▶ _Do this_: Take each line containing "content" and report it exactly as written.

▼

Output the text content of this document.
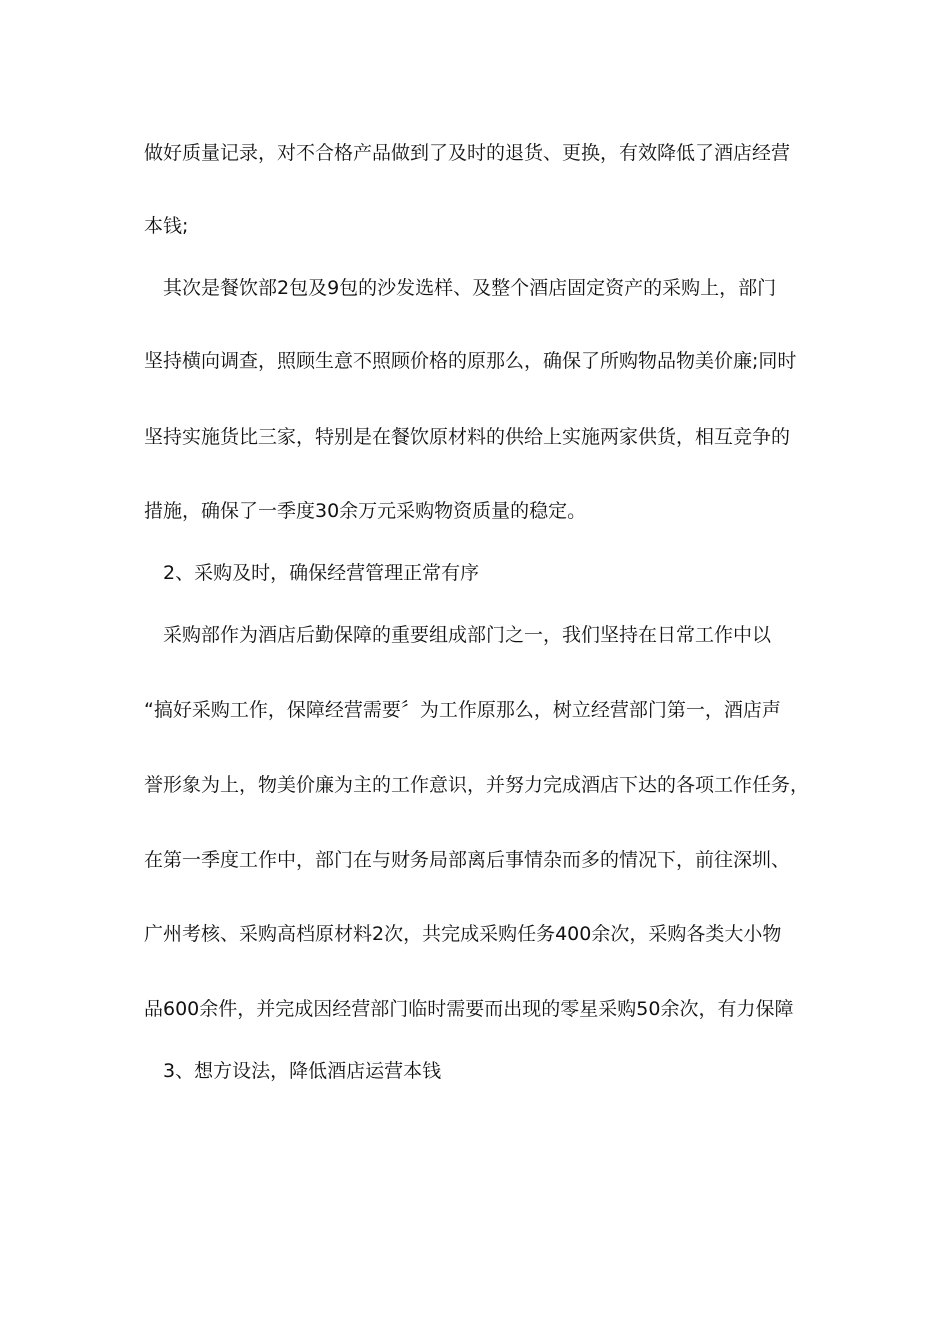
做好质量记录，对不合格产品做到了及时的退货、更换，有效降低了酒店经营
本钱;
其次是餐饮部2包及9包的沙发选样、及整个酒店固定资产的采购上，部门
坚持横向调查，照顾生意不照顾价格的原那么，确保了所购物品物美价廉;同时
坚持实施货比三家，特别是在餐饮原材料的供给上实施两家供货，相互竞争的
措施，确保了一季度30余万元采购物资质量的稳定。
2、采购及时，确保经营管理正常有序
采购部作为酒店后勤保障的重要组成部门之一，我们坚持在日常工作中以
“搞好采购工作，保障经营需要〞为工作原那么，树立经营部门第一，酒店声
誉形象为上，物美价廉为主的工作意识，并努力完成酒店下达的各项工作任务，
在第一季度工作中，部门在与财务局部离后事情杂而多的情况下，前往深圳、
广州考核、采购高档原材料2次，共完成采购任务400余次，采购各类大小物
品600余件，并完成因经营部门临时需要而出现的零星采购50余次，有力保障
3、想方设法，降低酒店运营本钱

▲
▼

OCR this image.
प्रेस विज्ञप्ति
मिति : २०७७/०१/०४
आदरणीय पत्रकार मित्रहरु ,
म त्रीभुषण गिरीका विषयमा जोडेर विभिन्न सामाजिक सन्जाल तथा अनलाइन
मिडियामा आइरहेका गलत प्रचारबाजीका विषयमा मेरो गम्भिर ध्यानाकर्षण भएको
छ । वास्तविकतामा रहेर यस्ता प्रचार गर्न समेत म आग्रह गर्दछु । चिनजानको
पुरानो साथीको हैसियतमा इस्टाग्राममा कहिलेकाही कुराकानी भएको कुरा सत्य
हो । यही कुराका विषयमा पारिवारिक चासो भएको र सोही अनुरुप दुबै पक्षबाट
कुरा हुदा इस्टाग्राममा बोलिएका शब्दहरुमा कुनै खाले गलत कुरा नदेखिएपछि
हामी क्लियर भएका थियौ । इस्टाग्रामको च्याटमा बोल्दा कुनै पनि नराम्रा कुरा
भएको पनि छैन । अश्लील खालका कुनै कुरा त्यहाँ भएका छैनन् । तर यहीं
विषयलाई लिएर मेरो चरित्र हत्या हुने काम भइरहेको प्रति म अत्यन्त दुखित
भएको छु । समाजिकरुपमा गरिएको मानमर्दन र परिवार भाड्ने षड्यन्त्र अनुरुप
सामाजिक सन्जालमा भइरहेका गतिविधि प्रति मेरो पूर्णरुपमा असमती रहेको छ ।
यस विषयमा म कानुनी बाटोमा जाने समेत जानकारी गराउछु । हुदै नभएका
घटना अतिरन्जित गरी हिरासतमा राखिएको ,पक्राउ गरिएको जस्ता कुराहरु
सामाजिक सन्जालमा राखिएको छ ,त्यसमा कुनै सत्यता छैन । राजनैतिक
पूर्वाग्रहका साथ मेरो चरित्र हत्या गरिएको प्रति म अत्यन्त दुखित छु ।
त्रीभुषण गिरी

▲
▼

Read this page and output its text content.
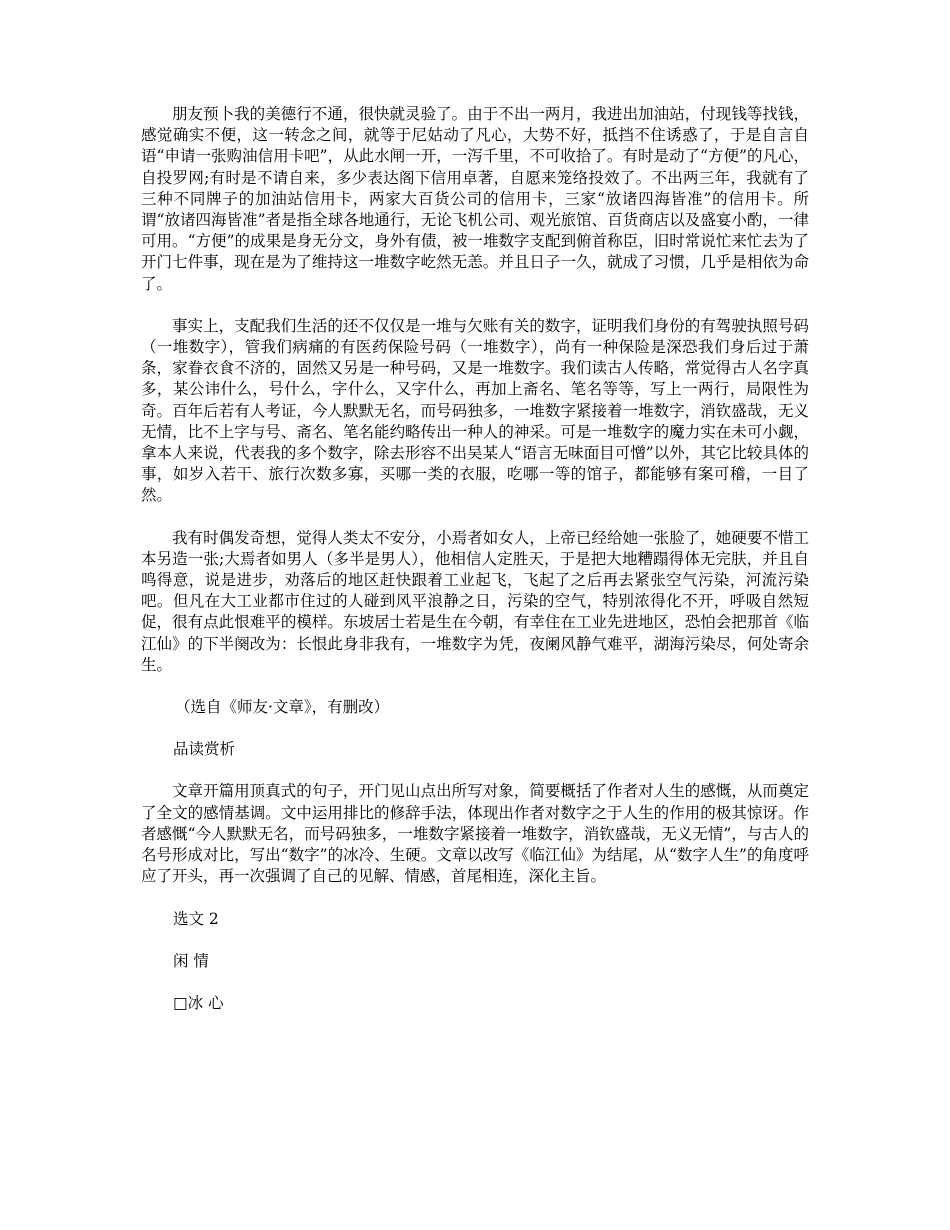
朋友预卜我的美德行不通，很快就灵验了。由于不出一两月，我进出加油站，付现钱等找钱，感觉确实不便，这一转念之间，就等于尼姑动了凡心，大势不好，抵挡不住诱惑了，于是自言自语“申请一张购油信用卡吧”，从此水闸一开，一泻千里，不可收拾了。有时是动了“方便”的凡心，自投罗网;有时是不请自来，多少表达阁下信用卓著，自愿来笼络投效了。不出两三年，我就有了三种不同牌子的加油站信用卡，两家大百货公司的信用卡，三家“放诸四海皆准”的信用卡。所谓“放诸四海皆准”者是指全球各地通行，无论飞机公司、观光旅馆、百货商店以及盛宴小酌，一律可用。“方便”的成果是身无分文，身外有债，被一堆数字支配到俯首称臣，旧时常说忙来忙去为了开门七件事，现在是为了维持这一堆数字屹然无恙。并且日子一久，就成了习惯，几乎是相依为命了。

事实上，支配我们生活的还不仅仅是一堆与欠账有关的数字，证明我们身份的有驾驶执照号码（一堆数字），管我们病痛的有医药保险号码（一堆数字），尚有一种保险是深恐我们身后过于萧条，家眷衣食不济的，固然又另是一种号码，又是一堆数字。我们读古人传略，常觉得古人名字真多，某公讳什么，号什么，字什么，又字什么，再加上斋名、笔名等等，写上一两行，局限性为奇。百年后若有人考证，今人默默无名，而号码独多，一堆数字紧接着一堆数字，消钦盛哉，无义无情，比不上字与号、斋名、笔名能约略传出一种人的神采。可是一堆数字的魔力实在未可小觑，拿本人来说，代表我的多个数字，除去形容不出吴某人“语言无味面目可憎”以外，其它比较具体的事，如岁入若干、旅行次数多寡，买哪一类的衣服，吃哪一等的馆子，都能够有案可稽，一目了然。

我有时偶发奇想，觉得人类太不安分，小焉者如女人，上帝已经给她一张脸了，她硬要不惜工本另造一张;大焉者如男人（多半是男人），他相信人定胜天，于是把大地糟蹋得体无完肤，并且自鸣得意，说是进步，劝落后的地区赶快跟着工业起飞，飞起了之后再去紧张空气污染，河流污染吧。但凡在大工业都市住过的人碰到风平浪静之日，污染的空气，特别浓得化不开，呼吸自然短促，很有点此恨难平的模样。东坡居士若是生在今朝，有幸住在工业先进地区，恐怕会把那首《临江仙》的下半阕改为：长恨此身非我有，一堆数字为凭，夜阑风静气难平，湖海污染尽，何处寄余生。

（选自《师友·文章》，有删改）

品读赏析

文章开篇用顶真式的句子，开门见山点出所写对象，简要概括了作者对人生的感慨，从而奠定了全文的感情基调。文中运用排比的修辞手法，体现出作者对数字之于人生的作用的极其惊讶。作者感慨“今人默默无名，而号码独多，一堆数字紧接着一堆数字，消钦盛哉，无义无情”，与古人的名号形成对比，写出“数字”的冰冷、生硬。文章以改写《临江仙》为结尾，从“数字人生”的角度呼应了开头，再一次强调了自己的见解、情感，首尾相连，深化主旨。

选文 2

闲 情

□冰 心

▲

▶ _Task response_:
Output the text content of this document.
Read this page and output its text content.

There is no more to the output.